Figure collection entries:
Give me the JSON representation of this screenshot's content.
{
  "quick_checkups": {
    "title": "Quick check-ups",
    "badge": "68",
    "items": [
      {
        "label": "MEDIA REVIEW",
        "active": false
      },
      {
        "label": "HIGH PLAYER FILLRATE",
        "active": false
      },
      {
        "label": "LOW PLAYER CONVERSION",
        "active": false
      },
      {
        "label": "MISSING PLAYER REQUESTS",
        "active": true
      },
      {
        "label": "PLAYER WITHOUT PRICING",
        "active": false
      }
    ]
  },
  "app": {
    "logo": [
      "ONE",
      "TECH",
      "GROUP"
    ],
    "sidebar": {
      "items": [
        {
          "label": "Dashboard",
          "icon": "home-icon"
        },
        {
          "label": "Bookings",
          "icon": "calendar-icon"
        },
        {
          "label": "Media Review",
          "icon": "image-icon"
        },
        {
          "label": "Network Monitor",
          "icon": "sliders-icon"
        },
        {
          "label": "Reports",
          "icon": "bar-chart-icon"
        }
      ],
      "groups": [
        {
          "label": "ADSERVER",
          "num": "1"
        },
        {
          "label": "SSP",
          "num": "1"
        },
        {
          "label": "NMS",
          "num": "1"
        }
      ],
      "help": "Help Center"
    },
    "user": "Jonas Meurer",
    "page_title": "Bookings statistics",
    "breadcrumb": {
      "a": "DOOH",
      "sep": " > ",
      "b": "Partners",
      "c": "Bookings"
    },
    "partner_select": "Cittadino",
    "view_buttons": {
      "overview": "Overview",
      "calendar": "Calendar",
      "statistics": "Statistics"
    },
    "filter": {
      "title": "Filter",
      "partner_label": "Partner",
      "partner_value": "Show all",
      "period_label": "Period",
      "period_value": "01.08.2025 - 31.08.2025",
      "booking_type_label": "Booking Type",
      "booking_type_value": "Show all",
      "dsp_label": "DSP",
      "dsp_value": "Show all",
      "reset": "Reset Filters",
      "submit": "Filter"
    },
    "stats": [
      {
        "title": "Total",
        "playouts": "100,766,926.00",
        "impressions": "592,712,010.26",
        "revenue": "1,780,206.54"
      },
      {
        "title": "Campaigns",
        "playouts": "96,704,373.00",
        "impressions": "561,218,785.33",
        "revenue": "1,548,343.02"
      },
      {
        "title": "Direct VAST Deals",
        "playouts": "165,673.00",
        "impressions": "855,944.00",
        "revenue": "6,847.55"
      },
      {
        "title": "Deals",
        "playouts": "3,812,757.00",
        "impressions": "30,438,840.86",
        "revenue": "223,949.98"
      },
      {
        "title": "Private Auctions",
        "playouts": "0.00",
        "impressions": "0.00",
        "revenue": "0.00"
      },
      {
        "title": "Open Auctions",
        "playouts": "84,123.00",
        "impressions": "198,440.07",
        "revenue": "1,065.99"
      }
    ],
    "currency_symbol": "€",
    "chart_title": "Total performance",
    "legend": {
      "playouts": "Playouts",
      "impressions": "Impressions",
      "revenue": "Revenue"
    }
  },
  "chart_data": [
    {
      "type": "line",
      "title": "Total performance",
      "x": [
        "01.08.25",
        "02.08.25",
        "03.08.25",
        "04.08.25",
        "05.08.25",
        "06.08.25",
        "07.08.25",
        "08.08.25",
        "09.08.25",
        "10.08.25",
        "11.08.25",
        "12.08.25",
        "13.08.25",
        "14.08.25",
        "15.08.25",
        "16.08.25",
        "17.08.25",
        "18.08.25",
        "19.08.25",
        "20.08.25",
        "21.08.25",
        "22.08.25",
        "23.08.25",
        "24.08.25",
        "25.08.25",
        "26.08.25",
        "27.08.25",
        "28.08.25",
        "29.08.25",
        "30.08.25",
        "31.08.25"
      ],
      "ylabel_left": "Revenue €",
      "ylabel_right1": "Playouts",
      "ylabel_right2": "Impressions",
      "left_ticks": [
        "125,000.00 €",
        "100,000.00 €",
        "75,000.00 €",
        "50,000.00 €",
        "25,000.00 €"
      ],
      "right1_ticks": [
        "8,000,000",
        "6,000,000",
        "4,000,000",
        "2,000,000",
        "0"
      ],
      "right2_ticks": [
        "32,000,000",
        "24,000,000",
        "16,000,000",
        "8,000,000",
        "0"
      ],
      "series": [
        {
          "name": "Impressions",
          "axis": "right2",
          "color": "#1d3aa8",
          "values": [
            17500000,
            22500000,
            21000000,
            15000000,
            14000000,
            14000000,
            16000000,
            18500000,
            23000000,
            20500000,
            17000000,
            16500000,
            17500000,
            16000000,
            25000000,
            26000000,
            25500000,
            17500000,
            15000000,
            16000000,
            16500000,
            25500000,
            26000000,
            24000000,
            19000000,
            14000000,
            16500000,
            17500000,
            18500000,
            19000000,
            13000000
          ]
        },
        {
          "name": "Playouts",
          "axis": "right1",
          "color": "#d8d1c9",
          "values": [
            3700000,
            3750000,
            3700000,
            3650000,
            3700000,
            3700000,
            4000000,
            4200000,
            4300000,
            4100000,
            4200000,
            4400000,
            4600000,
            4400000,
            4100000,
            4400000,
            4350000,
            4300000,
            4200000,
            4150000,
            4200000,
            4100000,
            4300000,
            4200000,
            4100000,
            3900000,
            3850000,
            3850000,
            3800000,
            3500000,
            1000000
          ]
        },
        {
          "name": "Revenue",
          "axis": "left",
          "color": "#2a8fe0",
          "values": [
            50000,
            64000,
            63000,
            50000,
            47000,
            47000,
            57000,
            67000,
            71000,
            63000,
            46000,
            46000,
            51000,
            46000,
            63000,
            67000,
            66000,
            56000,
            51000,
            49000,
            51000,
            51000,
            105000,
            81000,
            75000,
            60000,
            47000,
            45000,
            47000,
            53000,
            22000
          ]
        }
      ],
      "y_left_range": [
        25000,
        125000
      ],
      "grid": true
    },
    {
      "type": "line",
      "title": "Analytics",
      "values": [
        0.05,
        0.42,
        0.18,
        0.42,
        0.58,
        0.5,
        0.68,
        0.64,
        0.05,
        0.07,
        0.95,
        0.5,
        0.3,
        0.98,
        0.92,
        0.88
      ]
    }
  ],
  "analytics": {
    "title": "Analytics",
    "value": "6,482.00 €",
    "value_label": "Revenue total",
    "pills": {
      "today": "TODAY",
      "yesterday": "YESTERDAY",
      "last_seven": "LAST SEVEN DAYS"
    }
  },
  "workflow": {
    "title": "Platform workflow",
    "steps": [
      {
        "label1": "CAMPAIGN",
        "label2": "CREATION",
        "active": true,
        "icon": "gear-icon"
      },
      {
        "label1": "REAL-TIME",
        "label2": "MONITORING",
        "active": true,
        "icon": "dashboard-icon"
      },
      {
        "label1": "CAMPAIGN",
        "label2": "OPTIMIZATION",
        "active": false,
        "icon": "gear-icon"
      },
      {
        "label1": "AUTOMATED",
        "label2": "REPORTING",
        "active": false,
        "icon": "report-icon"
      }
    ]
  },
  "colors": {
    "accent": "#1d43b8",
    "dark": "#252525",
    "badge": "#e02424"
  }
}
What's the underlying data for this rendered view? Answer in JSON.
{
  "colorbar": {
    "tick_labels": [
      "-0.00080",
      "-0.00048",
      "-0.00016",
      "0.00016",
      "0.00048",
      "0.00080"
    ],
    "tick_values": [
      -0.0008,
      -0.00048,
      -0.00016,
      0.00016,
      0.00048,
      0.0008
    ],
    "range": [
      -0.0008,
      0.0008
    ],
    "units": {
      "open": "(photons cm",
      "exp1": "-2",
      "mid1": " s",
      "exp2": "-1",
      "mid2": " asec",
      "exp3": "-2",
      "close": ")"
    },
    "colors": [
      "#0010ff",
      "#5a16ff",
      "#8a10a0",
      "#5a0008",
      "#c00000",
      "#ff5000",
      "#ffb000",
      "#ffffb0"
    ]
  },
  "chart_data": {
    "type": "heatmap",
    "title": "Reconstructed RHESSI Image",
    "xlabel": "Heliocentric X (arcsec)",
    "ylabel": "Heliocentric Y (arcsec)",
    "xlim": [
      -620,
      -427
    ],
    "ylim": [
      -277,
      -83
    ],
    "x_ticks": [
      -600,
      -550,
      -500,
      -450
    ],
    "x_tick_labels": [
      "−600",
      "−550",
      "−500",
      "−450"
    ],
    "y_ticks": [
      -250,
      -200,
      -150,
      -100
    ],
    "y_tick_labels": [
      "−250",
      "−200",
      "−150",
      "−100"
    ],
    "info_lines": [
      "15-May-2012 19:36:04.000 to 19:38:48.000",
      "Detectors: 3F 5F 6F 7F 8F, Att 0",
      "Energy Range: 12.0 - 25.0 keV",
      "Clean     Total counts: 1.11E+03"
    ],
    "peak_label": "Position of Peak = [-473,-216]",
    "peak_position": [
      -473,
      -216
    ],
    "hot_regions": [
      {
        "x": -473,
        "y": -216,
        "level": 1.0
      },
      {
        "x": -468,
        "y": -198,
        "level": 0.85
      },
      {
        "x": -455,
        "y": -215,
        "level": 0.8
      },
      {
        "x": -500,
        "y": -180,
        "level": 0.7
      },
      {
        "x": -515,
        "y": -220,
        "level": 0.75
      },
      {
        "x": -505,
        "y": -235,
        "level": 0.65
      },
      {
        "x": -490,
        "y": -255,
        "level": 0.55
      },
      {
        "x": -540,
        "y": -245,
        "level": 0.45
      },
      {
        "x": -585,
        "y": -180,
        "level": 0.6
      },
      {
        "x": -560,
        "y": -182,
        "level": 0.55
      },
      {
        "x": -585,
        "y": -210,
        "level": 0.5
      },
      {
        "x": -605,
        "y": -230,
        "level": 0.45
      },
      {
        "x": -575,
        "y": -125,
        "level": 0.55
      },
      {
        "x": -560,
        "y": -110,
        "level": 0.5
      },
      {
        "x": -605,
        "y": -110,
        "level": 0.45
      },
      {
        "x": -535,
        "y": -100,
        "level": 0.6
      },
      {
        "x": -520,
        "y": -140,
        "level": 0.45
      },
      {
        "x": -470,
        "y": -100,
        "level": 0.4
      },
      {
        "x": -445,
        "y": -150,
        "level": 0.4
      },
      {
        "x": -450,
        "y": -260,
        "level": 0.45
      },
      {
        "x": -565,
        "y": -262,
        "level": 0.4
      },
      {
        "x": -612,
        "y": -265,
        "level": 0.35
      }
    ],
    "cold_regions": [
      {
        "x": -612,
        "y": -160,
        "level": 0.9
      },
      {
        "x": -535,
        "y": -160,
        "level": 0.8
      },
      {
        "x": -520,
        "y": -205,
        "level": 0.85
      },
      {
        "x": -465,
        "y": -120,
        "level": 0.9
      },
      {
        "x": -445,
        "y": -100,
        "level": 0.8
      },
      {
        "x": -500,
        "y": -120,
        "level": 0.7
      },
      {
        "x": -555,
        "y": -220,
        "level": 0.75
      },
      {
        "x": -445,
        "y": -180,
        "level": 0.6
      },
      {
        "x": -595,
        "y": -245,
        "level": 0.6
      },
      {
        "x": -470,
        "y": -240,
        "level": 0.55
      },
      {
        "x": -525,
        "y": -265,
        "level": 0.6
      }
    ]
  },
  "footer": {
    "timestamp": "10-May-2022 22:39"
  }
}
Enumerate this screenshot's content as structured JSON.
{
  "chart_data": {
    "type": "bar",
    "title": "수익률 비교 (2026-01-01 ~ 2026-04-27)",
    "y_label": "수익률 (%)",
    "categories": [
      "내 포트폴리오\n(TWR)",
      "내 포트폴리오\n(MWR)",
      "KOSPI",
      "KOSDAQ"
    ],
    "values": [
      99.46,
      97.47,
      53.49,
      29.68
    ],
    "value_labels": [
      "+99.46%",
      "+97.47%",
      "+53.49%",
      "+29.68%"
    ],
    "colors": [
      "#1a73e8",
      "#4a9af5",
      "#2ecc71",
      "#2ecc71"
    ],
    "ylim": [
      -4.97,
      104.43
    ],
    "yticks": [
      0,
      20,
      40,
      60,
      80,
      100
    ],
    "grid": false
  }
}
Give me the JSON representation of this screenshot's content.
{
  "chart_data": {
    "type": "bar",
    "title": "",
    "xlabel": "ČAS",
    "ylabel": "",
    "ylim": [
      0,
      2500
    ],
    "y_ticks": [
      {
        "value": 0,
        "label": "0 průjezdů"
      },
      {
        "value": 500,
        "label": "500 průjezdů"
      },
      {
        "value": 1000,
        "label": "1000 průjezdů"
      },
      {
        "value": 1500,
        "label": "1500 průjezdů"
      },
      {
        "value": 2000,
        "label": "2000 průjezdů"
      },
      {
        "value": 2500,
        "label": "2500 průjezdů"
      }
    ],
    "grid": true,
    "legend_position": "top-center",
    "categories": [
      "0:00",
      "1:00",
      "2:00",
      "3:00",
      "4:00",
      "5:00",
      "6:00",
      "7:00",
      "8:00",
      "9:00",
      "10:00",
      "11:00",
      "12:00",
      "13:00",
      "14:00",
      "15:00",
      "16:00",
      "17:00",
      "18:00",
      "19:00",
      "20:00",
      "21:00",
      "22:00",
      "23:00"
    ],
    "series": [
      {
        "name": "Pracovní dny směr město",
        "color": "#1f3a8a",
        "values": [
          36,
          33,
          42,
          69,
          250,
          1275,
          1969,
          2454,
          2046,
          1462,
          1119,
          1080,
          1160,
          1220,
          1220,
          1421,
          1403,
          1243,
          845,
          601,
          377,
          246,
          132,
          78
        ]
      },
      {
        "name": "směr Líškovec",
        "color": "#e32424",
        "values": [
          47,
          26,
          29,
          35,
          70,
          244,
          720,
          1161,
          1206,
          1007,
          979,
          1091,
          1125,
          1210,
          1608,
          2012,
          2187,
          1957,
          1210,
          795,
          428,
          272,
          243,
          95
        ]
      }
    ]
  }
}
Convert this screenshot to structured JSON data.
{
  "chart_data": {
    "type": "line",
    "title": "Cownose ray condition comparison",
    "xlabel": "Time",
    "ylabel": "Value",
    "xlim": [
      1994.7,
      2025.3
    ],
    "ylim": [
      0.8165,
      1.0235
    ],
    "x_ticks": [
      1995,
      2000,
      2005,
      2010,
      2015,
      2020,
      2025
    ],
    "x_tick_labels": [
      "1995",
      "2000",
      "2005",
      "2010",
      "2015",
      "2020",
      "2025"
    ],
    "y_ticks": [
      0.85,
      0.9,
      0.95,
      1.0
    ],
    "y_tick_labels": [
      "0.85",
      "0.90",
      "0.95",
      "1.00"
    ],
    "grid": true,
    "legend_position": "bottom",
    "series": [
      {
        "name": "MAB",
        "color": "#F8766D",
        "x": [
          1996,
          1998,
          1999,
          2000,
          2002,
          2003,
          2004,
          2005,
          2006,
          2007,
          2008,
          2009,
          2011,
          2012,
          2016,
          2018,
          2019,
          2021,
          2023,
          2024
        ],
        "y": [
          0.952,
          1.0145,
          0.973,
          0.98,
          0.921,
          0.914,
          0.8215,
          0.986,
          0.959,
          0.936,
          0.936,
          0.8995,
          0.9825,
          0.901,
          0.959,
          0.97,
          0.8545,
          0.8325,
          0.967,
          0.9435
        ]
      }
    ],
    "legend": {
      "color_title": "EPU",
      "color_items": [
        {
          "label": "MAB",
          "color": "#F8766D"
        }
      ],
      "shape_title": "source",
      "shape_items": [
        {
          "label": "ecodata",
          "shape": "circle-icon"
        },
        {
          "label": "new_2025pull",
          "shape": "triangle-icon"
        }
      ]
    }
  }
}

> **TASK REQUIREMENTS**: In the listing, how many lines hold "performance"? Answer with a bare number.

> **TASK RESPONSE**: 2